Extracted data entries
** begin **

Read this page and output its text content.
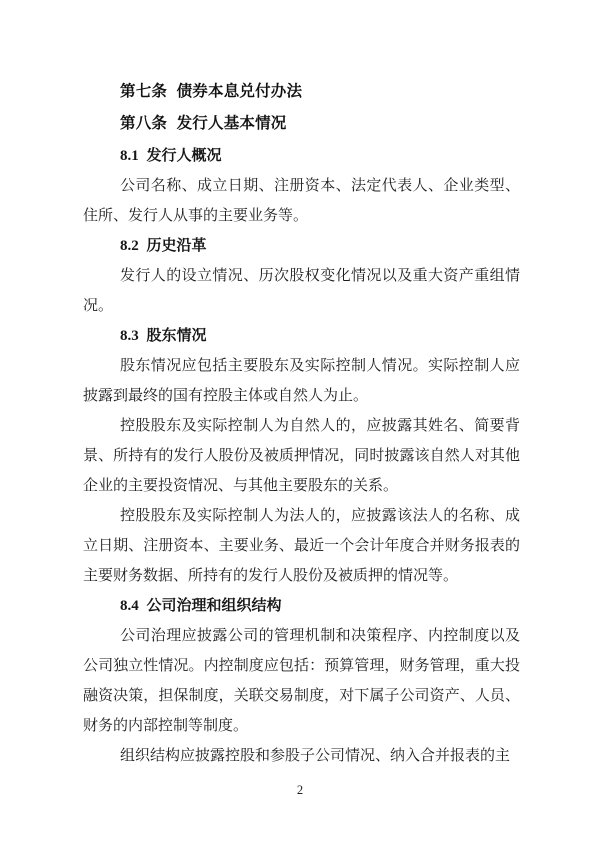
第七条 债券本息兑付办法
第八条 发行人基本情况
8.1 发行人概况

公司名称、成立日期、注册资本、法定代表人、企业类型、住所、发行人从事的主要业务等。

8.2 历史沿革

发行人的设立情况、历次股权变化情况以及重大资产重组情况。

8.3 股东情况

股东情况应包括主要股东及实际控制人情况。实际控制人应披露到最终的国有控股主体或自然人为止。

控股股东及实际控制人为自然人的，应披露其姓名、简要背景、所持有的发行人股份及被质押情况，同时披露该自然人对其他企业的主要投资情况、与其他主要股东的关系。

控股股东及实际控制人为法人的，应披露该法人的名称、成立日期、注册资本、主要业务、最近一个会计年度合并财务报表的主要财务数据、所持有的发行人股份及被质押的情况等。

8.4 公司治理和组织结构

公司治理应披露公司的管理机制和决策程序、内控制度以及公司独立性情况。内控制度应包括：预算管理，财务管理，重大投融资决策，担保制度，关联交易制度，对下属子公司资产、人员、财务的内部控制等制度。

组织结构应披露控股和参股子公司情况、纳入合并报表的主

2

** end **

[The task]:
Quote all the records verbatim, dropping any pictures from your copy.

[Final result]:
Read this page and output its text content.
第七条 债券本息兑付办法
第八条 发行人基本情况
8.1 发行人概况

公司名称、成立日期、注册资本、法定代表人、企业类型、住所、发行人从事的主要业务等。

8.2 历史沿革

发行人的设立情况、历次股权变化情况以及重大资产重组情况。

8.3 股东情况

股东情况应包括主要股东及实际控制人情况。实际控制人应披露到最终的国有控股主体或自然人为止。

控股股东及实际控制人为自然人的，应披露其姓名、简要背景、所持有的发行人股份及被质押情况，同时披露该自然人对其他企业的主要投资情况、与其他主要股东的关系。

控股股东及实际控制人为法人的，应披露该法人的名称、成立日期、注册资本、主要业务、最近一个会计年度合并财务报表的主要财务数据、所持有的发行人股份及被质押的情况等。

8.4 公司治理和组织结构

公司治理应披露公司的管理机制和决策程序、内控制度以及公司独立性情况。内控制度应包括：预算管理，财务管理，重大投融资决策，担保制度，关联交易制度，对下属子公司资产、人员、财务的内部控制等制度。

组织结构应披露控股和参股子公司情况、纳入合并报表的主

2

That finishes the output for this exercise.